• **Written task**: Without the pictures, repeat the listing character for character.

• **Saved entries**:
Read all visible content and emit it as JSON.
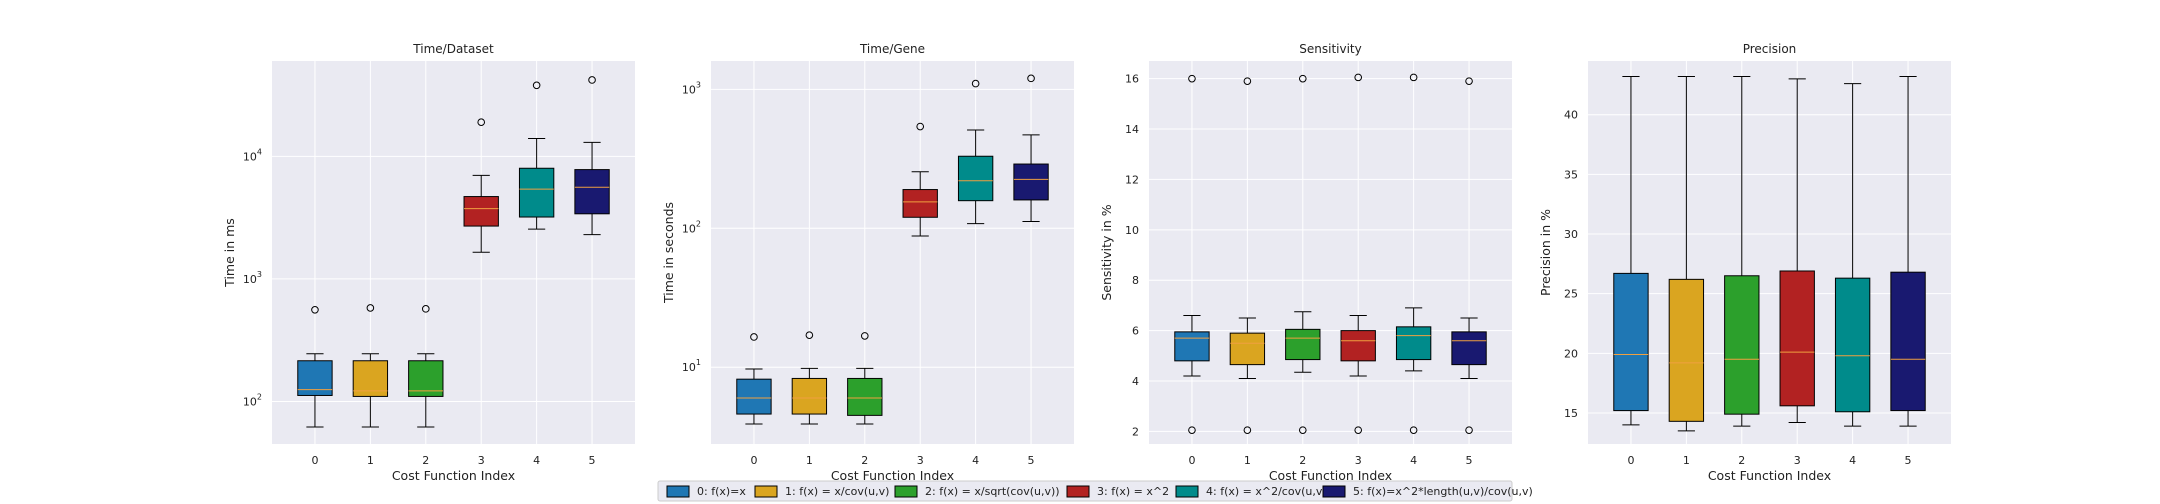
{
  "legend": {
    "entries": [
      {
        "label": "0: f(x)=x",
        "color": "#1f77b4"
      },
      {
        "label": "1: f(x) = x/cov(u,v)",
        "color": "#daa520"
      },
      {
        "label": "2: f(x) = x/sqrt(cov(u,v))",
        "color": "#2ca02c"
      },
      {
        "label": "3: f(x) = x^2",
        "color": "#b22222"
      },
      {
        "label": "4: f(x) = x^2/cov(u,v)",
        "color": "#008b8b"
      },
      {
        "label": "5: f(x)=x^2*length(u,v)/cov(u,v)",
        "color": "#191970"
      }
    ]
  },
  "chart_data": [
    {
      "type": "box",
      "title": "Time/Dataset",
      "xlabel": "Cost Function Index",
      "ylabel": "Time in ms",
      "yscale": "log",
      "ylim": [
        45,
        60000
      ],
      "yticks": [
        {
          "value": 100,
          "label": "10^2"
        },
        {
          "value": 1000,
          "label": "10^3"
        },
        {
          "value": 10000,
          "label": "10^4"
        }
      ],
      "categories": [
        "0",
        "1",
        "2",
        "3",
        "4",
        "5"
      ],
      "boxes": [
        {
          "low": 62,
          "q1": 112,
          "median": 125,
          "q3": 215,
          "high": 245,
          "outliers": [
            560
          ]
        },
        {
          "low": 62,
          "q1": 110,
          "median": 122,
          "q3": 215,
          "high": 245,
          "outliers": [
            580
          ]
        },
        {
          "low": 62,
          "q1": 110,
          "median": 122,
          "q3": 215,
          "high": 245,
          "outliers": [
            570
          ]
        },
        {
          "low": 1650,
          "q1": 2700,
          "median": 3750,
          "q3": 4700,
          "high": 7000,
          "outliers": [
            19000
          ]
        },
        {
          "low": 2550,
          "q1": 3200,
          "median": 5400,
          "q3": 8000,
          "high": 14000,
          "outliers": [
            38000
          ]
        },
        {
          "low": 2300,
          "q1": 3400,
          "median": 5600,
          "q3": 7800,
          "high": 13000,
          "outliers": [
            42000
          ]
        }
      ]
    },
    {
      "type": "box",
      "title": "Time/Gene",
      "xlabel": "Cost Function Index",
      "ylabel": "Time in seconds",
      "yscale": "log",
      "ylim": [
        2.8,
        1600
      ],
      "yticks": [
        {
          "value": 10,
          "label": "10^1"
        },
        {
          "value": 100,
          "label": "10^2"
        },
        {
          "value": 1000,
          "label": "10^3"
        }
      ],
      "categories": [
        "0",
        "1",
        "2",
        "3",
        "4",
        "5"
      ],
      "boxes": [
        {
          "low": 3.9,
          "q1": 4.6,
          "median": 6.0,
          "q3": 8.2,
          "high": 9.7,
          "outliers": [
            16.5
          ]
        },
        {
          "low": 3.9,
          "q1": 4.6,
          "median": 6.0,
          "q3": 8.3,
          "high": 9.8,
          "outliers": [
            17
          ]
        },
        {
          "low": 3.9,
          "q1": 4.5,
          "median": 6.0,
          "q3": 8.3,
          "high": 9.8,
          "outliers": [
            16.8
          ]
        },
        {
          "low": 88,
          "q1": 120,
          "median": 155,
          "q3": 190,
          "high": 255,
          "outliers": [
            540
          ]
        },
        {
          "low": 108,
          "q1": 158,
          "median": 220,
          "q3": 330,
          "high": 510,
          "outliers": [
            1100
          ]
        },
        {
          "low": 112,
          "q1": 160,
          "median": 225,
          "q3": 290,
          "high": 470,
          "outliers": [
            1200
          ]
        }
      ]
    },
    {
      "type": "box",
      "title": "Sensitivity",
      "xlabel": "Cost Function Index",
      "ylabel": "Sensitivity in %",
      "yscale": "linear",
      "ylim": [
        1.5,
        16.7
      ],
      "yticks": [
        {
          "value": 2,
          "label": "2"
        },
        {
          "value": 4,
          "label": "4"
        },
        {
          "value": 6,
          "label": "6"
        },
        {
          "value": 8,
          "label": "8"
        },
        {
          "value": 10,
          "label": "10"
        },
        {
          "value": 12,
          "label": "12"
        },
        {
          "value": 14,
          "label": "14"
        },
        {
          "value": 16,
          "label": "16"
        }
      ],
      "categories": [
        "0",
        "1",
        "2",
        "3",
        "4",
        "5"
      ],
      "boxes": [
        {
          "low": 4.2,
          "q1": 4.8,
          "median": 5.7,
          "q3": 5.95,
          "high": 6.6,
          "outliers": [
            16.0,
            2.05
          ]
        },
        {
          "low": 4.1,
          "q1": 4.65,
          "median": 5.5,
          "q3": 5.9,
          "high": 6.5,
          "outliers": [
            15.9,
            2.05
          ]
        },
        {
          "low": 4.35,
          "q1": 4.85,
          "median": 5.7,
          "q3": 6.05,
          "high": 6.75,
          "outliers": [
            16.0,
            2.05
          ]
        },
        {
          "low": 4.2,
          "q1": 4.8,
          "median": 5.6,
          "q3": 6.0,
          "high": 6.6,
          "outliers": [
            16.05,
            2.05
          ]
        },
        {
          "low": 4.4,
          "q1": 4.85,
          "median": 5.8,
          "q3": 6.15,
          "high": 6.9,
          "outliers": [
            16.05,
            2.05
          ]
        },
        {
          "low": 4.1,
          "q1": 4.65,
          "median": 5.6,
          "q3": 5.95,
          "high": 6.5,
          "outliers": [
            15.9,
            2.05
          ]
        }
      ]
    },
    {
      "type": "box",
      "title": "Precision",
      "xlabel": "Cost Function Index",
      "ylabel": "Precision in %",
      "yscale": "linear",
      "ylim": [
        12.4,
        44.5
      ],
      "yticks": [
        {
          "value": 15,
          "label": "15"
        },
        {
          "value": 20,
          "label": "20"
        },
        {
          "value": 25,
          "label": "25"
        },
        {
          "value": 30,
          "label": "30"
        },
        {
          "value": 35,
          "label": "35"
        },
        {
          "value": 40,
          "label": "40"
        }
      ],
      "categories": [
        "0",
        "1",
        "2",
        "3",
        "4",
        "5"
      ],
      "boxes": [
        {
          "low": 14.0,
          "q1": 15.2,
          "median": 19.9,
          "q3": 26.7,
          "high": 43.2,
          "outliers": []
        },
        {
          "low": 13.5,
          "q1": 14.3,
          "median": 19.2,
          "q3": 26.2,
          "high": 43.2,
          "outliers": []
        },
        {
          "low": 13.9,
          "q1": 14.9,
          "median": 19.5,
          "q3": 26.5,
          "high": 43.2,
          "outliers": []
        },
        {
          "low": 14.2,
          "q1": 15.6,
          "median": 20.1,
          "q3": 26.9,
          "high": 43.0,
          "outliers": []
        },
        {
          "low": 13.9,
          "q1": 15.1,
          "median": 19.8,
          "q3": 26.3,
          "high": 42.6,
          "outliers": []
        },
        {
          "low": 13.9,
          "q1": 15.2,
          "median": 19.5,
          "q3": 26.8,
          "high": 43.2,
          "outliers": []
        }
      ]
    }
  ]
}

• **The solution**:
Read all visible content and emit it as JSON.
{
  "legend": {
    "entries": [
      {
        "label": "0: f(x)=x",
        "color": "#1f77b4"
      },
      {
        "label": "1: f(x) = x/cov(u,v)",
        "color": "#daa520"
      },
      {
        "label": "2: f(x) = x/sqrt(cov(u,v))",
        "color": "#2ca02c"
      },
      {
        "label": "3: f(x) = x^2",
        "color": "#b22222"
      },
      {
        "label": "4: f(x) = x^2/cov(u,v)",
        "color": "#008b8b"
      },
      {
        "label": "5: f(x)=x^2*length(u,v)/cov(u,v)",
        "color": "#191970"
      }
    ]
  },
  "chart_data": [
    {
      "type": "box",
      "title": "Time/Dataset",
      "xlabel": "Cost Function Index",
      "ylabel": "Time in ms",
      "yscale": "log",
      "ylim": [
        45,
        60000
      ],
      "yticks": [
        {
          "value": 100,
          "label": "10^2"
        },
        {
          "value": 1000,
          "label": "10^3"
        },
        {
          "value": 10000,
          "label": "10^4"
        }
      ],
      "categories": [
        "0",
        "1",
        "2",
        "3",
        "4",
        "5"
      ],
      "boxes": [
        {
          "low": 62,
          "q1": 112,
          "median": 125,
          "q3": 215,
          "high": 245,
          "outliers": [
            560
          ]
        },
        {
          "low": 62,
          "q1": 110,
          "median": 122,
          "q3": 215,
          "high": 245,
          "outliers": [
            580
          ]
        },
        {
          "low": 62,
          "q1": 110,
          "median": 122,
          "q3": 215,
          "high": 245,
          "outliers": [
            570
          ]
        },
        {
          "low": 1650,
          "q1": 2700,
          "median": 3750,
          "q3": 4700,
          "high": 7000,
          "outliers": [
            19000
          ]
        },
        {
          "low": 2550,
          "q1": 3200,
          "median": 5400,
          "q3": 8000,
          "high": 14000,
          "outliers": [
            38000
          ]
        },
        {
          "low": 2300,
          "q1": 3400,
          "median": 5600,
          "q3": 7800,
          "high": 13000,
          "outliers": [
            42000
          ]
        }
      ]
    },
    {
      "type": "box",
      "title": "Time/Gene",
      "xlabel": "Cost Function Index",
      "ylabel": "Time in seconds",
      "yscale": "log",
      "ylim": [
        2.8,
        1600
      ],
      "yticks": [
        {
          "value": 10,
          "label": "10^1"
        },
        {
          "value": 100,
          "label": "10^2"
        },
        {
          "value": 1000,
          "label": "10^3"
        }
      ],
      "categories": [
        "0",
        "1",
        "2",
        "3",
        "4",
        "5"
      ],
      "boxes": [
        {
          "low": 3.9,
          "q1": 4.6,
          "median": 6.0,
          "q3": 8.2,
          "high": 9.7,
          "outliers": [
            16.5
          ]
        },
        {
          "low": 3.9,
          "q1": 4.6,
          "median": 6.0,
          "q3": 8.3,
          "high": 9.8,
          "outliers": [
            17
          ]
        },
        {
          "low": 3.9,
          "q1": 4.5,
          "median": 6.0,
          "q3": 8.3,
          "high": 9.8,
          "outliers": [
            16.8
          ]
        },
        {
          "low": 88,
          "q1": 120,
          "median": 155,
          "q3": 190,
          "high": 255,
          "outliers": [
            540
          ]
        },
        {
          "low": 108,
          "q1": 158,
          "median": 220,
          "q3": 330,
          "high": 510,
          "outliers": [
            1100
          ]
        },
        {
          "low": 112,
          "q1": 160,
          "median": 225,
          "q3": 290,
          "high": 470,
          "outliers": [
            1200
          ]
        }
      ]
    },
    {
      "type": "box",
      "title": "Sensitivity",
      "xlabel": "Cost Function Index",
      "ylabel": "Sensitivity in %",
      "yscale": "linear",
      "ylim": [
        1.5,
        16.7
      ],
      "yticks": [
        {
          "value": 2,
          "label": "2"
        },
        {
          "value": 4,
          "label": "4"
        },
        {
          "value": 6,
          "label": "6"
        },
        {
          "value": 8,
          "label": "8"
        },
        {
          "value": 10,
          "label": "10"
        },
        {
          "value": 12,
          "label": "12"
        },
        {
          "value": 14,
          "label": "14"
        },
        {
          "value": 16,
          "label": "16"
        }
      ],
      "categories": [
        "0",
        "1",
        "2",
        "3",
        "4",
        "5"
      ],
      "boxes": [
        {
          "low": 4.2,
          "q1": 4.8,
          "median": 5.7,
          "q3": 5.95,
          "high": 6.6,
          "outliers": [
            16.0,
            2.05
          ]
        },
        {
          "low": 4.1,
          "q1": 4.65,
          "median": 5.5,
          "q3": 5.9,
          "high": 6.5,
          "outliers": [
            15.9,
            2.05
          ]
        },
        {
          "low": 4.35,
          "q1": 4.85,
          "median": 5.7,
          "q3": 6.05,
          "high": 6.75,
          "outliers": [
            16.0,
            2.05
          ]
        },
        {
          "low": 4.2,
          "q1": 4.8,
          "median": 5.6,
          "q3": 6.0,
          "high": 6.6,
          "outliers": [
            16.05,
            2.05
          ]
        },
        {
          "low": 4.4,
          "q1": 4.85,
          "median": 5.8,
          "q3": 6.15,
          "high": 6.9,
          "outliers": [
            16.05,
            2.05
          ]
        },
        {
          "low": 4.1,
          "q1": 4.65,
          "median": 5.6,
          "q3": 5.95,
          "high": 6.5,
          "outliers": [
            15.9,
            2.05
          ]
        }
      ]
    },
    {
      "type": "box",
      "title": "Precision",
      "xlabel": "Cost Function Index",
      "ylabel": "Precision in %",
      "yscale": "linear",
      "ylim": [
        12.4,
        44.5
      ],
      "yticks": [
        {
          "value": 15,
          "label": "15"
        },
        {
          "value": 20,
          "label": "20"
        },
        {
          "value": 25,
          "label": "25"
        },
        {
          "value": 30,
          "label": "30"
        },
        {
          "value": 35,
          "label": "35"
        },
        {
          "value": 40,
          "label": "40"
        }
      ],
      "categories": [
        "0",
        "1",
        "2",
        "3",
        "4",
        "5"
      ],
      "boxes": [
        {
          "low": 14.0,
          "q1": 15.2,
          "median": 19.9,
          "q3": 26.7,
          "high": 43.2,
          "outliers": []
        },
        {
          "low": 13.5,
          "q1": 14.3,
          "median": 19.2,
          "q3": 26.2,
          "high": 43.2,
          "outliers": []
        },
        {
          "low": 13.9,
          "q1": 14.9,
          "median": 19.5,
          "q3": 26.5,
          "high": 43.2,
          "outliers": []
        },
        {
          "low": 14.2,
          "q1": 15.6,
          "median": 20.1,
          "q3": 26.9,
          "high": 43.0,
          "outliers": []
        },
        {
          "low": 13.9,
          "q1": 15.1,
          "median": 19.8,
          "q3": 26.3,
          "high": 42.6,
          "outliers": []
        },
        {
          "low": 13.9,
          "q1": 15.2,
          "median": 19.5,
          "q3": 26.8,
          "high": 43.2,
          "outliers": []
        }
      ]
    }
  ]
}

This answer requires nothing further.